## begin GIVEN DATA

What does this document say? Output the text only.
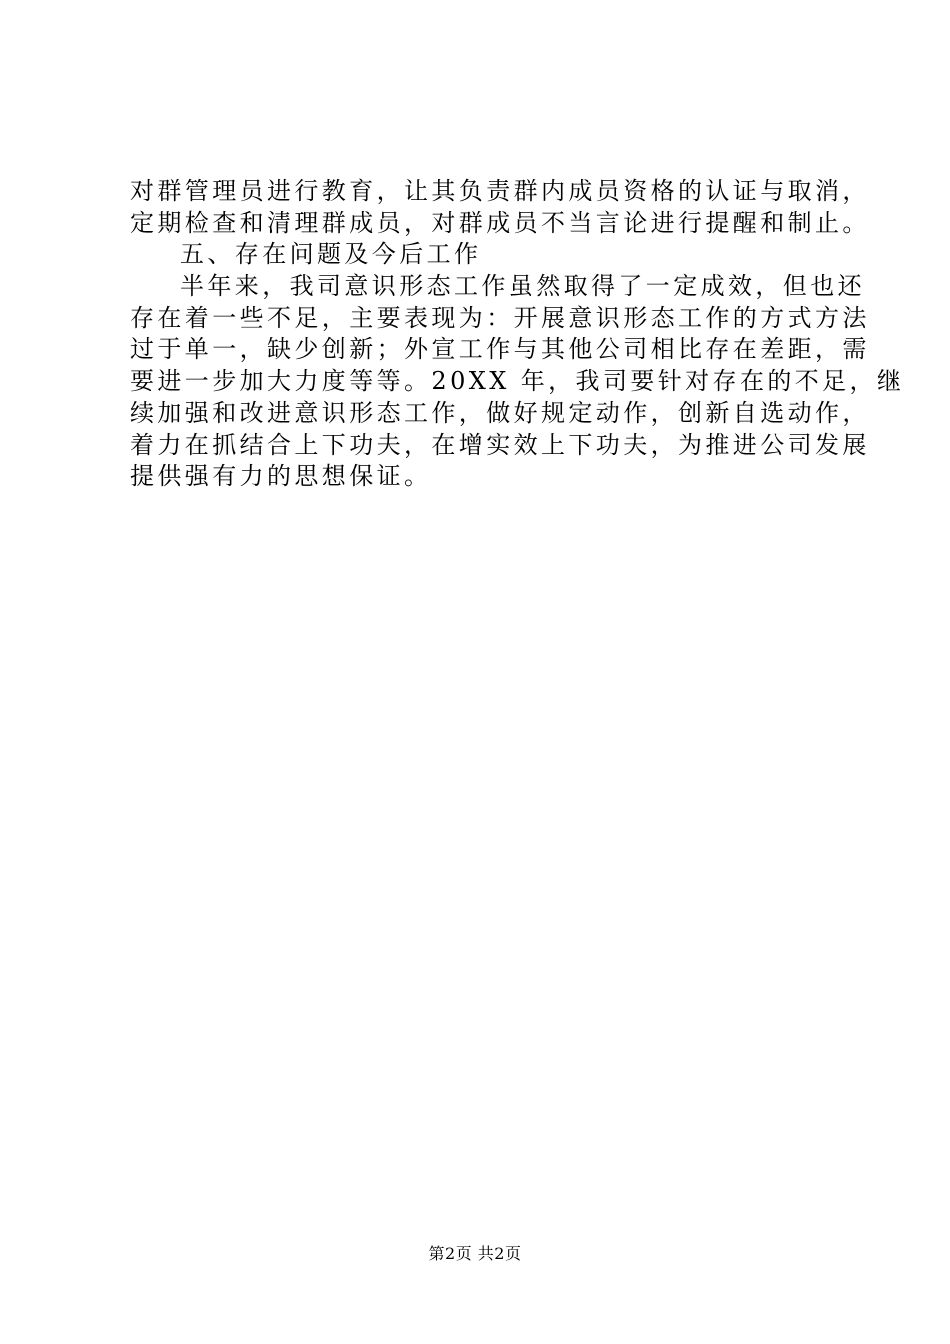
对群管理员进行教育，让其负责群内成员资格的认证与取消，
定期检查和清理群成员，对群成员不当言论进行提醒和制止。
五、存在问题及今后工作
半年来，我司意识形态工作虽然取得了一定成效，但也还
存在着一些不足，主要表现为：开展意识形态工作的方式方法
过于单一，缺少创新；外宣工作与其他公司相比存在差距，需
要进一步加大力度等等。20XX 年，我司要针对存在的不足，继
续加强和改进意识形态工作，做好规定动作，创新自选动作，
着力在抓结合上下功夫，在增实效上下功夫，为推进公司发展
提供强有力的思想保证。
第2页 共2页
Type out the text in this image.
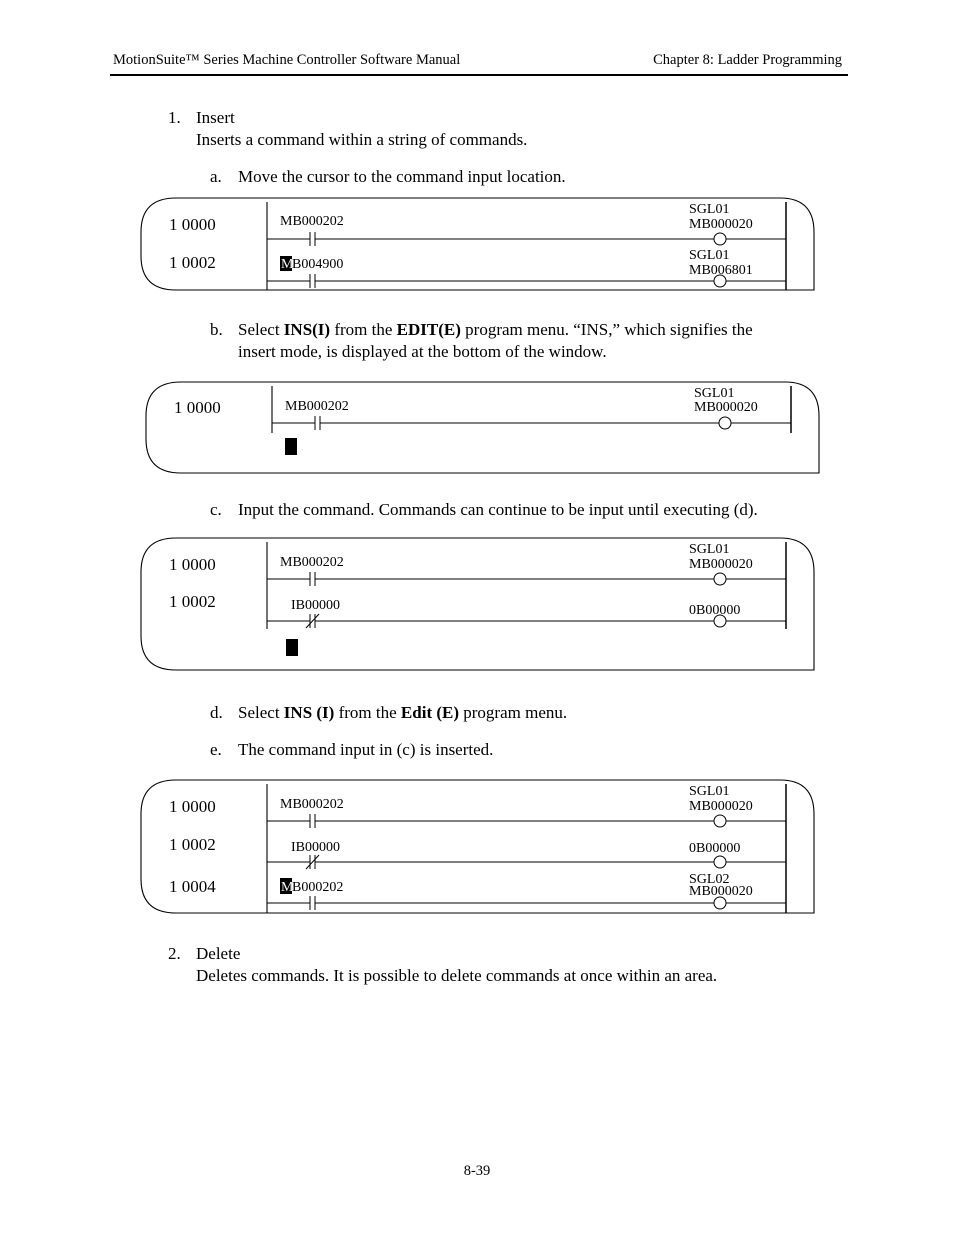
MotionSuite™ Series Machine Controller Software Manual	Chapter 8: Ladder Programming
1. Insert
Inserts a command within a string of commands.
a. Move the cursor to the command input location.
1 0000	MB000202
SGL01
MB000020
1 0002	M
B004900
SGL01
MB006801
b. Select INS(I) from the EDIT(E) program menu. “INS,” which signifies the
insert mode, is displayed at the bottom of the window.
1 0000	MB000202
SGL01
MB000020
c. Input the command. Commands can continue to be input until executing (d).
1 0000	MB000202
SGL01
MB000020
1 0002	IB00000	0B00000
d. Select INS (I) from the Edit (E) program menu.
e. The command input in (c) is inserted.
1 0000	MB000202
SGL01
MB000020
1 0002	IB00000	0B00000
1 0004	M
B000202
SGL02
MB000020
2. Delete
Deletes commands. It is possible to delete commands at once within an area.
8-39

## end GIVEN DATA

-- WHAT IS ASKED --
Copy every line above word for word and exclude the pictures.

-- ANSWER TO THIS EXERCISE --
What does this document say? Output the text only.
对群管理员进行教育，让其负责群内成员资格的认证与取消，
定期检查和清理群成员，对群成员不当言论进行提醒和制止。
五、存在问题及今后工作
半年来，我司意识形态工作虽然取得了一定成效，但也还
存在着一些不足，主要表现为：开展意识形态工作的方式方法
过于单一，缺少创新；外宣工作与其他公司相比存在差距，需
要进一步加大力度等等。20XX 年，我司要针对存在的不足，继
续加强和改进意识形态工作，做好规定动作，创新自选动作，
着力在抓结合上下功夫，在增实效上下功夫，为推进公司发展
提供强有力的思想保证。
第2页 共2页
Type out the text in this image.
MotionSuite™ Series Machine Controller Software Manual	Chapter 8: Ladder Programming
1. Insert
Inserts a command within a string of commands.
a. Move the cursor to the command input location.
1 0000	MB000202
SGL01
MB000020
1 0002	M
B004900
SGL01
MB006801
b. Select INS(I) from the EDIT(E) program menu. “INS,” which signifies the
insert mode, is displayed at the bottom of the window.
1 0000	MB000202
SGL01
MB000020
c. Input the command. Commands can continue to be input until executing (d).
1 0000	MB000202
SGL01
MB000020
1 0002	IB00000	0B00000
d. Select INS (I) from the Edit (E) program menu.
e. The command input in (c) is inserted.
1 0000	MB000202
SGL01
MB000020
1 0002	IB00000	0B00000
1 0004	M
B000202
SGL02
MB000020
2. Delete
Deletes commands. It is possible to delete commands at once within an area.
8-39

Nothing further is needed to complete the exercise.